══ AVAILABLE RECORDS

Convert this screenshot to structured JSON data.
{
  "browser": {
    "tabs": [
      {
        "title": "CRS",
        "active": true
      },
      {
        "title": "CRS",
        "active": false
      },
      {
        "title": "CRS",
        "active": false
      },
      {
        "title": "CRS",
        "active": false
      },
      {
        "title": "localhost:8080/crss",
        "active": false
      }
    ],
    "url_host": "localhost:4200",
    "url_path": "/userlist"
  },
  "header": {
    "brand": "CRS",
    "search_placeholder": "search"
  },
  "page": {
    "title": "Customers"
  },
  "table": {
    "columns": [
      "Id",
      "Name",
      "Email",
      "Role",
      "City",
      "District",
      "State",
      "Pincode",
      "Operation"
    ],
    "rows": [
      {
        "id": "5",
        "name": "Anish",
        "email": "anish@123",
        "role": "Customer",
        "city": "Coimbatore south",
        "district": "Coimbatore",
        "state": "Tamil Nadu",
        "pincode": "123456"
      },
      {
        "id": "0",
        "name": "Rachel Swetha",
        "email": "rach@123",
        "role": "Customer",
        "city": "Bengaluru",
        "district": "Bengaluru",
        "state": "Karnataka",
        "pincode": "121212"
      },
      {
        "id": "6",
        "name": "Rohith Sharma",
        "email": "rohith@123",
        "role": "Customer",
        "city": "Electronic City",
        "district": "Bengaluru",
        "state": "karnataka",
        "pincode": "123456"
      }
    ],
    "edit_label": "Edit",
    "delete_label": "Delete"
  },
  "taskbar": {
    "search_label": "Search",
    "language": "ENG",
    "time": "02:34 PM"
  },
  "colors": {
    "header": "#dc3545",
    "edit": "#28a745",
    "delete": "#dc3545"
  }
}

════

Scan the records above for the string "Coimbatore", then select every line that holds it.

        "city": "Coimbatore south",
        "district": "Coimbatore",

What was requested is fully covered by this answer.